## Exercise prompt
Every entry must be echoed exactly.

--- --- ---

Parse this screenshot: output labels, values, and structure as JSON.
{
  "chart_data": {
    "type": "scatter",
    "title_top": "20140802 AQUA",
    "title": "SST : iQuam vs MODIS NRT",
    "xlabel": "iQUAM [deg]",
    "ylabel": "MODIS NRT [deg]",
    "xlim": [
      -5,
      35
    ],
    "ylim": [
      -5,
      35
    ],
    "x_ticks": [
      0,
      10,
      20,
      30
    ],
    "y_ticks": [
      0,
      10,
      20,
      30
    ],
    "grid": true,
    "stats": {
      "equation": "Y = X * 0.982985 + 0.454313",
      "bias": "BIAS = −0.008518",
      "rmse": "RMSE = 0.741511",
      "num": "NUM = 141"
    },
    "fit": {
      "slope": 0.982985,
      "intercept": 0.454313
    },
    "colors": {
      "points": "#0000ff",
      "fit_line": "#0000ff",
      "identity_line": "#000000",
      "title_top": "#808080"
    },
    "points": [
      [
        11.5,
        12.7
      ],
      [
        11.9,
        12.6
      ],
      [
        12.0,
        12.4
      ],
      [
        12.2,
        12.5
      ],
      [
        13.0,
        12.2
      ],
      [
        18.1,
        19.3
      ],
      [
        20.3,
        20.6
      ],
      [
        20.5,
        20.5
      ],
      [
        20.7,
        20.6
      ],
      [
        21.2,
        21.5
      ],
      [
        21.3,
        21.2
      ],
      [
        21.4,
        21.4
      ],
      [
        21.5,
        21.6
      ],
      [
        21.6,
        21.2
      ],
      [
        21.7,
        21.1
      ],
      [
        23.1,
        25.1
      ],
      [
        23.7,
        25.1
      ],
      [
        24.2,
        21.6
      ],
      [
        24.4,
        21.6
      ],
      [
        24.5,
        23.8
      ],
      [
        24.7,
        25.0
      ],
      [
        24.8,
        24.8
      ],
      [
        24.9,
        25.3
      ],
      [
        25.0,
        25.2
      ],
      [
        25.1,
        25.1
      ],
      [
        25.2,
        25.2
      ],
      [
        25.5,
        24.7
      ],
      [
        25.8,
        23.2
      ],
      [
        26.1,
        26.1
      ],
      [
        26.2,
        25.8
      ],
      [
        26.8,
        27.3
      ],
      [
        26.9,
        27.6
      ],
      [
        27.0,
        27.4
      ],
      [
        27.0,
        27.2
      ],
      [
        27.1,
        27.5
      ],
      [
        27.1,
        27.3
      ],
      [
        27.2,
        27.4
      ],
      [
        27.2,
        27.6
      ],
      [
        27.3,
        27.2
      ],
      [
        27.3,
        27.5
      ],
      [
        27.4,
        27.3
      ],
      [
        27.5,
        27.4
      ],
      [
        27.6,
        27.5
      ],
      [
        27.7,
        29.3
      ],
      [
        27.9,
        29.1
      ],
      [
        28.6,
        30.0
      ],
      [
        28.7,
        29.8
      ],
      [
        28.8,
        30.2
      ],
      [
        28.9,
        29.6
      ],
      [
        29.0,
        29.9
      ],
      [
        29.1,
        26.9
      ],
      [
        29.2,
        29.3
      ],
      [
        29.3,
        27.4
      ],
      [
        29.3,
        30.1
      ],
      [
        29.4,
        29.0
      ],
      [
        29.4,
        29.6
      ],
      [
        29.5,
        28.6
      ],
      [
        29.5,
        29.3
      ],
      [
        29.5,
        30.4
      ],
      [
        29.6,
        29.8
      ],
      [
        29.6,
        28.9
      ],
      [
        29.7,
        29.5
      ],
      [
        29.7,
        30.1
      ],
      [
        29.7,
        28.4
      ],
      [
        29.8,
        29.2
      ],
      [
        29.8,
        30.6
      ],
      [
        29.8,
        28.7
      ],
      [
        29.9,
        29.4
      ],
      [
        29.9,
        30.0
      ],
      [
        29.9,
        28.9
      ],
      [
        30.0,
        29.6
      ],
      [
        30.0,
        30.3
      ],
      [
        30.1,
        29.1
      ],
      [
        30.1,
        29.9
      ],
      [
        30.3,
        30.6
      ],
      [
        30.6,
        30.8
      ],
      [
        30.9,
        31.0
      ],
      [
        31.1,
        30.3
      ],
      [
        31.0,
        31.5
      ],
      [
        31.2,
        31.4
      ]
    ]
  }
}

--- --- ---

## Exercise answer
Parse this screenshot: output labels, values, and structure as JSON.
{
  "chart_data": {
    "type": "scatter",
    "title_top": "20140802 AQUA",
    "title": "SST : iQuam vs MODIS NRT",
    "xlabel": "iQUAM [deg]",
    "ylabel": "MODIS NRT [deg]",
    "xlim": [
      -5,
      35
    ],
    "ylim": [
      -5,
      35
    ],
    "x_ticks": [
      0,
      10,
      20,
      30
    ],
    "y_ticks": [
      0,
      10,
      20,
      30
    ],
    "grid": true,
    "stats": {
      "equation": "Y = X * 0.982985 + 0.454313",
      "bias": "BIAS = −0.008518",
      "rmse": "RMSE = 0.741511",
      "num": "NUM = 141"
    },
    "fit": {
      "slope": 0.982985,
      "intercept": 0.454313
    },
    "colors": {
      "points": "#0000ff",
      "fit_line": "#0000ff",
      "identity_line": "#000000",
      "title_top": "#808080"
    },
    "points": [
      [
        11.5,
        12.7
      ],
      [
        11.9,
        12.6
      ],
      [
        12.0,
        12.4
      ],
      [
        12.2,
        12.5
      ],
      [
        13.0,
        12.2
      ],
      [
        18.1,
        19.3
      ],
      [
        20.3,
        20.6
      ],
      [
        20.5,
        20.5
      ],
      [
        20.7,
        20.6
      ],
      [
        21.2,
        21.5
      ],
      [
        21.3,
        21.2
      ],
      [
        21.4,
        21.4
      ],
      [
        21.5,
        21.6
      ],
      [
        21.6,
        21.2
      ],
      [
        21.7,
        21.1
      ],
      [
        23.1,
        25.1
      ],
      [
        23.7,
        25.1
      ],
      [
        24.2,
        21.6
      ],
      [
        24.4,
        21.6
      ],
      [
        24.5,
        23.8
      ],
      [
        24.7,
        25.0
      ],
      [
        24.8,
        24.8
      ],
      [
        24.9,
        25.3
      ],
      [
        25.0,
        25.2
      ],
      [
        25.1,
        25.1
      ],
      [
        25.2,
        25.2
      ],
      [
        25.5,
        24.7
      ],
      [
        25.8,
        23.2
      ],
      [
        26.1,
        26.1
      ],
      [
        26.2,
        25.8
      ],
      [
        26.8,
        27.3
      ],
      [
        26.9,
        27.6
      ],
      [
        27.0,
        27.4
      ],
      [
        27.0,
        27.2
      ],
      [
        27.1,
        27.5
      ],
      [
        27.1,
        27.3
      ],
      [
        27.2,
        27.4
      ],
      [
        27.2,
        27.6
      ],
      [
        27.3,
        27.2
      ],
      [
        27.3,
        27.5
      ],
      [
        27.4,
        27.3
      ],
      [
        27.5,
        27.4
      ],
      [
        27.6,
        27.5
      ],
      [
        27.7,
        29.3
      ],
      [
        27.9,
        29.1
      ],
      [
        28.6,
        30.0
      ],
      [
        28.7,
        29.8
      ],
      [
        28.8,
        30.2
      ],
      [
        28.9,
        29.6
      ],
      [
        29.0,
        29.9
      ],
      [
        29.1,
        26.9
      ],
      [
        29.2,
        29.3
      ],
      [
        29.3,
        27.4
      ],
      [
        29.3,
        30.1
      ],
      [
        29.4,
        29.0
      ],
      [
        29.4,
        29.6
      ],
      [
        29.5,
        28.6
      ],
      [
        29.5,
        29.3
      ],
      [
        29.5,
        30.4
      ],
      [
        29.6,
        29.8
      ],
      [
        29.6,
        28.9
      ],
      [
        29.7,
        29.5
      ],
      [
        29.7,
        30.1
      ],
      [
        29.7,
        28.4
      ],
      [
        29.8,
        29.2
      ],
      [
        29.8,
        30.6
      ],
      [
        29.8,
        28.7
      ],
      [
        29.9,
        29.4
      ],
      [
        29.9,
        30.0
      ],
      [
        29.9,
        28.9
      ],
      [
        30.0,
        29.6
      ],
      [
        30.0,
        30.3
      ],
      [
        30.1,
        29.1
      ],
      [
        30.1,
        29.9
      ],
      [
        30.3,
        30.6
      ],
      [
        30.6,
        30.8
      ],
      [
        30.9,
        31.0
      ],
      [
        31.1,
        30.3
      ],
      [
        31.0,
        31.5
      ],
      [
        31.2,
        31.4
      ]
    ]
  }
}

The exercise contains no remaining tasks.